Another project implementing the OAIS reference model is CASPAR – Cultural, Artistic and Scientific knowledge for Preservation, Access and Retrieval. This project appears much greater in scale than DAITSS. It started a bit more than 1 year ago (April 1, 2006) with a projected duration of 42 months, 17 partners and a projected budget of 16 million Euros (roughly 22 million US Dollars at the time of writing). Their publications section looks like it could sidetrack me for weeks! On page 25 of the CASPAR Description of Work, in a section labeled Validation, a distinction is made between “here and now validation” and “the more fundamental validation techniques on behalf of the ‘not yet born'”. What eloquent turns of phrase!

Page 7 found me another great tidbit in a list of digital preservation metrics that are expected:

2) Provide a practical demonstration by means of what may be regarded as “accelerated lifetime” tests. These should involve demonstrating the ability of the Framework and digital information to survive:
a. environment (including software, hardware) changes: Demonstration to the External Review Committee of usability of a variety of digitally encoded information despite changes in hardware and software of user systems, and such processes as format migration for, for example, digital science data, documents and music
b. changes in the Designated Communities and their Knowledge Bases: Demonstration to the External Review Committee of usability of a variety of digitally encoded information by users of different disciplines

Here we have thought not only about the technicalities of how users may access the objects in the future, but consideration of users who might not have the frame of reference or understanding of the original community responsible for creating the object. I haven’t seen any explicit discussion of this notion before – at least not beyond the basic idea of needing good documentation and contextual background to support understanding of data sets in the future. I love the phrase ‘accelerated lifetime’ but I wonder how good a job we can do at creating tests for technology that does not yet exist (consider the Ladies Home Journal predictions for the year 2000 published in 1900).

What I love about LOCKSS, DAITSS and CASPAR (and no, it isn’t their fabulous acronyms) is the very diverse groups of enthusiastic people trying to do the right thing. I see many technical and research oriented organizations listed as members of the CASPAR Consortium – but I also see the Università degli studi di Urbino (noted as “created in 1998 to co-ordinate all the research and educational activities within the University of Urbino in the area of archival and library heritage, with specific reference to the creation, access, and preservation of the documentary heritage”) and the Humanities Advanced Technology and Information Institute, University of Glasgow (noted as having “developed a cutting edge research programme in humanities computing, digitisation, digital curation and preservation, and archives and records management”). LOCKSS and DAITSS have both evolved in library settings.

Questions relating to digital archives, preservation and validation are hard ones. New problems and new tools (like Microsoft’s Virtual PC shown in the video above) are appearing all the time. Developing best practices to support real world solutions will require the combined attention of those with the skills of librarians, archivists, technologists, subject matter specialists and others whose help we haven’t yet realized we need. The challenge will be to find those who have experience in multiple areas and pull them into the mix. Rather than assuming that one group or another is the best choice to solve digital preservation problems, we need to remember there are scores of problems – most of which we haven’t even confronted yet. I vote for cross pollination of knowledge and ideas rather than territorialism. I vote for doing your best to solve the problems you find in your corner of the world. There are more than enough hard questions to answer to keep everyone who has the slightest inclination to work on these issues busy for years. I would hate to think that any of those who want to contribute might have to spend energy to convince people that they have the ‘right’ skills. Worse still – many who have unique viewpoints might not be asked to share their perspectives because of general assumptions about the ‘kind’ of people needed to solve these problems. Projects like CASPAR give me hope that there are more examples of great teamwork than there are of people being left out of the action.

| Dataset rows |
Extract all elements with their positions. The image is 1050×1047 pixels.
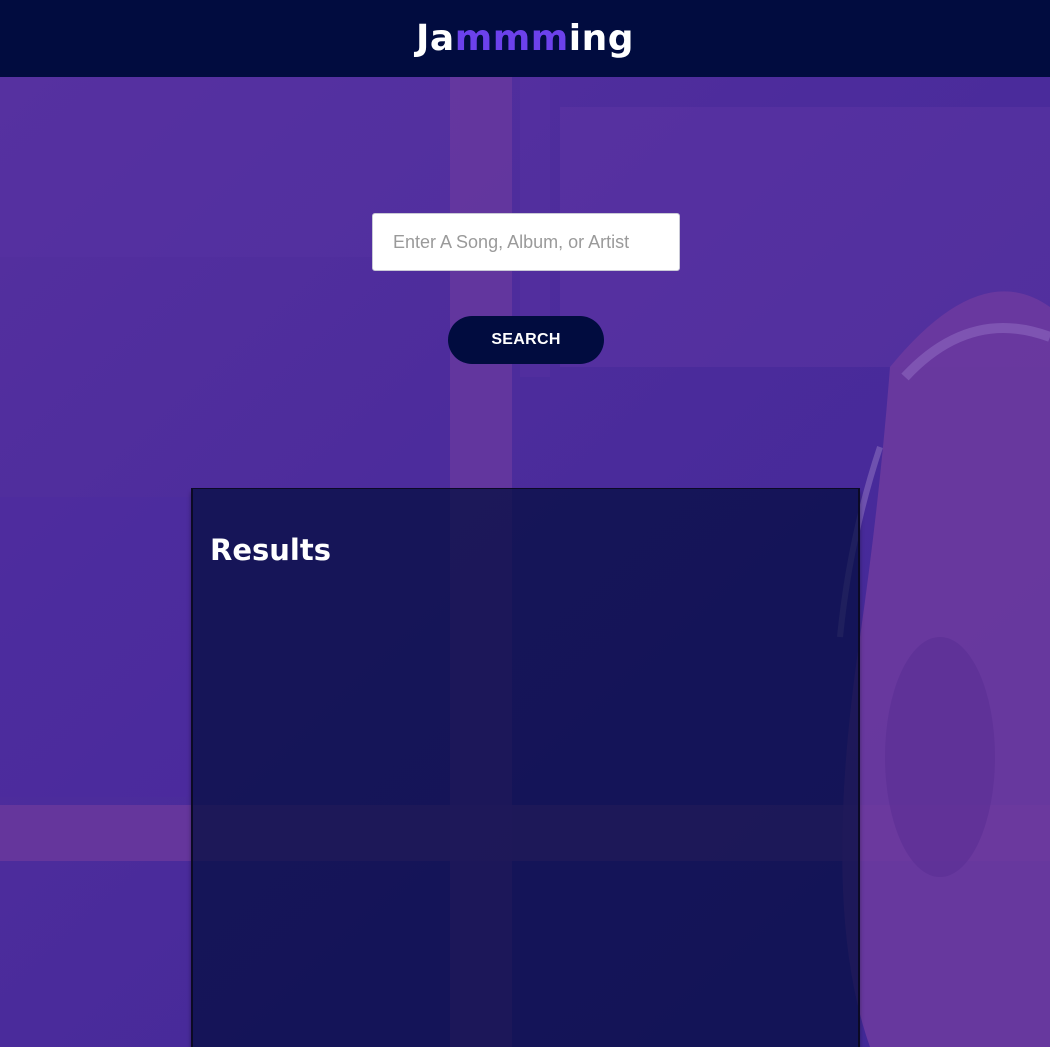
results-title: Results <box>210 533 331 567</box>
logo-suffix: ing <box>568 17 634 59</box>
search-input[interactable] <box>372 213 680 271</box>
logo-accent: mmm <box>454 17 569 59</box>
logo-prefix: Ja <box>416 17 455 59</box>
app-page: Jammming SEARCH Results <box>0 0 1050 1047</box>
search-button[interactable]: SEARCH <box>448 316 604 364</box>
top-bar: Jammming <box>0 0 1050 77</box>
app-logo[interactable]: Jammming <box>416 17 634 59</box>
results-panel: Results <box>191 488 860 1047</box>
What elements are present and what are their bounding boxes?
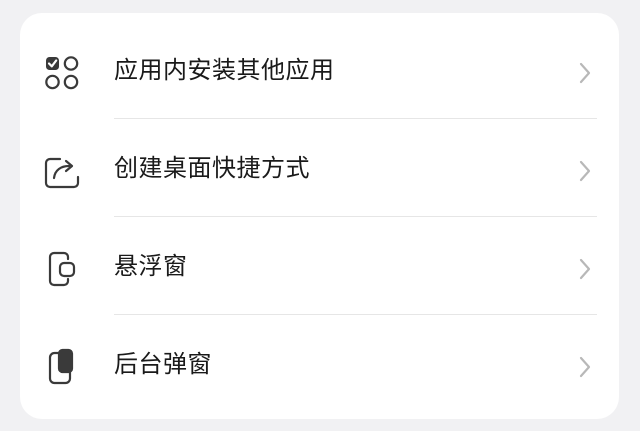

| Parts of the exercise |
1. Copy the stretch of the digital preservation post from "Here we have" through "published in 1900).".
2. Name every digital preservation project that the digital preservation post refers to by its acronym.

| Answers by task |
1.
Here we have thought not only about the technicalities of how users may access the objects in the future, but consideration of users who might not have the frame of reference or understanding of the original community responsible for creating the object. I haven’t seen any explicit discussion of this notion before – at least not beyond the basic idea of needing good documentation and contextual background to support understanding of data sets in the future. I love the phrase ‘accelerated lifetime’ but I wonder how good a job we can do at creating tests for technology that does not yet exist (consider the Ladies Home Journal predictions for the year 2000 published in 1900).

2. CASPAR, DAITSS, LOCKSS